— Begin Available data —
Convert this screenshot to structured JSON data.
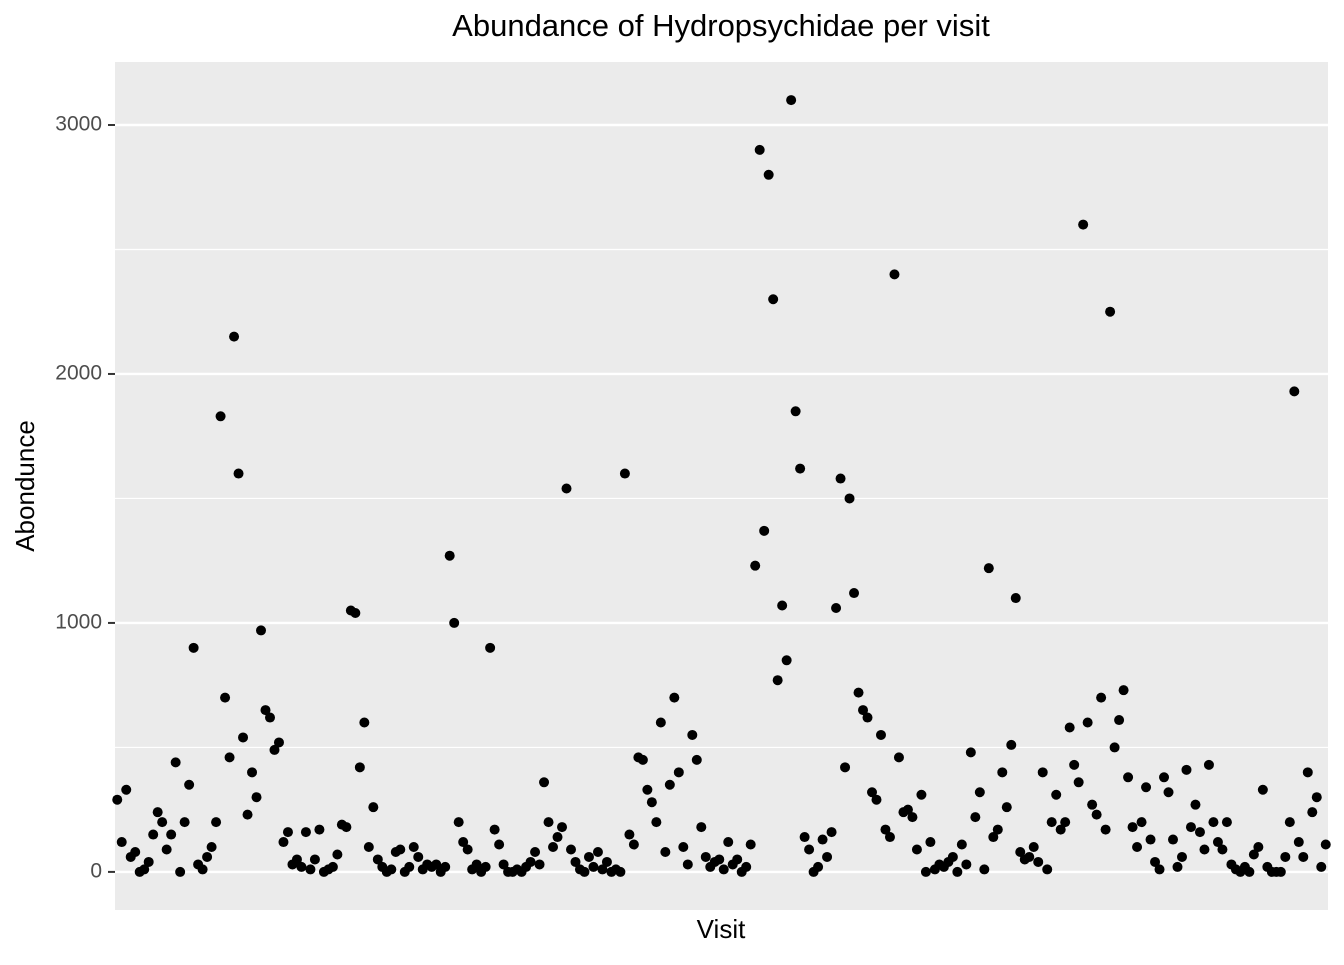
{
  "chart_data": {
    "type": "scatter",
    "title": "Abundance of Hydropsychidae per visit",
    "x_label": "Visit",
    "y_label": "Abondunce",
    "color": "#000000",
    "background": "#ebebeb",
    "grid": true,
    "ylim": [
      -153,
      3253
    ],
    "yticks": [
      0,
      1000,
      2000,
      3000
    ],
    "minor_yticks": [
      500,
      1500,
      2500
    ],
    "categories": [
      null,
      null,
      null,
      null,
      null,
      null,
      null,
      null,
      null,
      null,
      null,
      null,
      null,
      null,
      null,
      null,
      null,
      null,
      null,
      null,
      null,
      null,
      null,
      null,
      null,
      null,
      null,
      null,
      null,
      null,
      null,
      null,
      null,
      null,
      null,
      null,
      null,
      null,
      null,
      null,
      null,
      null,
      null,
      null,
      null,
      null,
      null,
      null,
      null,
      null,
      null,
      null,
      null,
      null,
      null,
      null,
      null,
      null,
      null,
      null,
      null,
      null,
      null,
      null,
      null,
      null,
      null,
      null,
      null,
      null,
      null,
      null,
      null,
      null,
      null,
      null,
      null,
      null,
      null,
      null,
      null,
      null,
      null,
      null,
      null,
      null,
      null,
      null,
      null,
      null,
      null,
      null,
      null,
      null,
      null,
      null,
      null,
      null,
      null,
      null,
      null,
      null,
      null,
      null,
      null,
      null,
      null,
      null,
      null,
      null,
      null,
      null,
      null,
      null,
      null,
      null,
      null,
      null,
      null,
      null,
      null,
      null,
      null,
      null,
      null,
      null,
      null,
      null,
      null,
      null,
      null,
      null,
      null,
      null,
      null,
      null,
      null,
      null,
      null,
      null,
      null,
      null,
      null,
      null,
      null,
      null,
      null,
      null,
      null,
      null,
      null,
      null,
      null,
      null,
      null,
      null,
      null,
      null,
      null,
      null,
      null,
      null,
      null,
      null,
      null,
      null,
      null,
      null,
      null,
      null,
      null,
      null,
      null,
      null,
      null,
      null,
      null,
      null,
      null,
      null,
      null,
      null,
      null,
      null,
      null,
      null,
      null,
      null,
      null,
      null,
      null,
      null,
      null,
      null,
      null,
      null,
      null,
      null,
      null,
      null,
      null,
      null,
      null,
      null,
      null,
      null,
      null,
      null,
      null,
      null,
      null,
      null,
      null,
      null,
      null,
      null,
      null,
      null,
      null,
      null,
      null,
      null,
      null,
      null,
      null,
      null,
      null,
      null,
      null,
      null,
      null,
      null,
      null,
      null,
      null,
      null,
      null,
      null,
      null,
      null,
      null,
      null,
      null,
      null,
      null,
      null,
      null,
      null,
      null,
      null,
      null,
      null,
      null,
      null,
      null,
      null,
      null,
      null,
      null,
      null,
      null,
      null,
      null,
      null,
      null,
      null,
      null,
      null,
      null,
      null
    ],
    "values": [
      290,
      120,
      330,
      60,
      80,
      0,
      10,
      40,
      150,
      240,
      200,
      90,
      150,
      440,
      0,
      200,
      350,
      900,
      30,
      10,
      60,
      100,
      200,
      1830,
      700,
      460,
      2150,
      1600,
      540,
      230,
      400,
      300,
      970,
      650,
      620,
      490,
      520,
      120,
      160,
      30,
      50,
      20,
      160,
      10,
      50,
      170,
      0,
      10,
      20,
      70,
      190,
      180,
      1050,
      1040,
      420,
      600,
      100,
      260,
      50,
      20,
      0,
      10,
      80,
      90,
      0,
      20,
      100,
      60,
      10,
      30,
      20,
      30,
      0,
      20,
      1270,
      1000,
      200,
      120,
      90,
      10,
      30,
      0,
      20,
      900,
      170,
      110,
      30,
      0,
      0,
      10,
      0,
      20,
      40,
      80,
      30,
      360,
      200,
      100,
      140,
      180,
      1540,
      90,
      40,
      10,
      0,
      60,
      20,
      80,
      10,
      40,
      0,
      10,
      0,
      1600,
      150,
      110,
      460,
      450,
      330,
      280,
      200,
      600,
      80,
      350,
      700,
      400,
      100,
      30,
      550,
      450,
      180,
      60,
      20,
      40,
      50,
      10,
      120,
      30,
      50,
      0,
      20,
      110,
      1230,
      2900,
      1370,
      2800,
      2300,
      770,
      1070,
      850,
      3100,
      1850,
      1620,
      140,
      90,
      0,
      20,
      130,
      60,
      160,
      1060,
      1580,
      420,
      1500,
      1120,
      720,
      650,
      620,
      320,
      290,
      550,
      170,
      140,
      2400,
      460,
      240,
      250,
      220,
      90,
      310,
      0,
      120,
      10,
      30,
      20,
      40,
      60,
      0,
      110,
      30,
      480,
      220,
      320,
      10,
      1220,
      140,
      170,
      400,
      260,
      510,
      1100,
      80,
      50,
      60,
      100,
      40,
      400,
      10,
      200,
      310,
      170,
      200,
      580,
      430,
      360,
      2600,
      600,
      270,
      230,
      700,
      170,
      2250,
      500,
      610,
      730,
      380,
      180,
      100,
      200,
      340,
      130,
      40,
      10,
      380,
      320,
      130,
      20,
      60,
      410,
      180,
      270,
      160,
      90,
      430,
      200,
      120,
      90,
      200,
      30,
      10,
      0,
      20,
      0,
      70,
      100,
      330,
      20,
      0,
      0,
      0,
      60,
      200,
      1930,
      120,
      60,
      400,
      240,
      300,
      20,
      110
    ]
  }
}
— End Available data —
— Begin Available data —
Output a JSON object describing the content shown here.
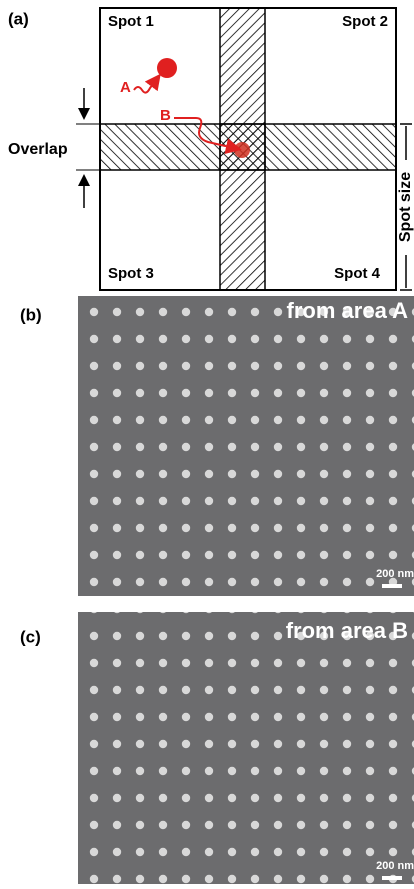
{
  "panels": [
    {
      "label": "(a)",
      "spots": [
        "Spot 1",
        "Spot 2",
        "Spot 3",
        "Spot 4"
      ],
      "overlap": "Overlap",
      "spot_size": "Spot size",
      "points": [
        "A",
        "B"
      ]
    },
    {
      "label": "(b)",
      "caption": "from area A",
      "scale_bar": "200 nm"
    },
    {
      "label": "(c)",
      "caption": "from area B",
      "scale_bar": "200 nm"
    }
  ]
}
— End Available data —
Stated exercise => Scan the listing above and identify each line holding the string "caption"; copy every such line.

Exercise result =>
      "caption": "from area A",
      "caption": "from area B",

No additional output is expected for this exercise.